**WHAT YOU ARE ASKED TO DO**
Print all the data, keeping every line exactly as it is.

**MATERIAL FOR THIS EXERCISE**
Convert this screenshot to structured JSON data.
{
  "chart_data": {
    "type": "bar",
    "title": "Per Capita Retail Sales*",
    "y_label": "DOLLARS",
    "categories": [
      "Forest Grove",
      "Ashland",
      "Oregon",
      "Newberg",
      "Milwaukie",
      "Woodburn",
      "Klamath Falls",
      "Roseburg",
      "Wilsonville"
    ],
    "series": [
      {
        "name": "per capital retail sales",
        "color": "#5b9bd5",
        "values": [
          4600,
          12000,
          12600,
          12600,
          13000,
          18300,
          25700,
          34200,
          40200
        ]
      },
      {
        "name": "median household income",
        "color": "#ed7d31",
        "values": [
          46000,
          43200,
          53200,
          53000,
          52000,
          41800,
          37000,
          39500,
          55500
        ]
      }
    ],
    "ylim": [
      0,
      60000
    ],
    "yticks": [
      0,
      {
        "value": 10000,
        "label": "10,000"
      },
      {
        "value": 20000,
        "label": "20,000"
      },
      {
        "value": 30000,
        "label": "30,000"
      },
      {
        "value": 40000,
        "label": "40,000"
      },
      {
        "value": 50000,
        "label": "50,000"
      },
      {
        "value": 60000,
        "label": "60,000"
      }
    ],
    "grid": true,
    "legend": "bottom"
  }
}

**WRITTEN SOLUTION**
Convert this screenshot to structured JSON data.
{
  "chart_data": {
    "type": "bar",
    "title": "Per Capita Retail Sales*",
    "y_label": "DOLLARS",
    "categories": [
      "Forest Grove",
      "Ashland",
      "Oregon",
      "Newberg",
      "Milwaukie",
      "Woodburn",
      "Klamath Falls",
      "Roseburg",
      "Wilsonville"
    ],
    "series": [
      {
        "name": "per capital retail sales",
        "color": "#5b9bd5",
        "values": [
          4600,
          12000,
          12600,
          12600,
          13000,
          18300,
          25700,
          34200,
          40200
        ]
      },
      {
        "name": "median household income",
        "color": "#ed7d31",
        "values": [
          46000,
          43200,
          53200,
          53000,
          52000,
          41800,
          37000,
          39500,
          55500
        ]
      }
    ],
    "ylim": [
      0,
      60000
    ],
    "yticks": [
      0,
      {
        "value": 10000,
        "label": "10,000"
      },
      {
        "value": 20000,
        "label": "20,000"
      },
      {
        "value": 30000,
        "label": "30,000"
      },
      {
        "value": 40000,
        "label": "40,000"
      },
      {
        "value": 50000,
        "label": "50,000"
      },
      {
        "value": 60000,
        "label": "60,000"
      }
    ],
    "grid": true,
    "legend": "bottom"
  }
}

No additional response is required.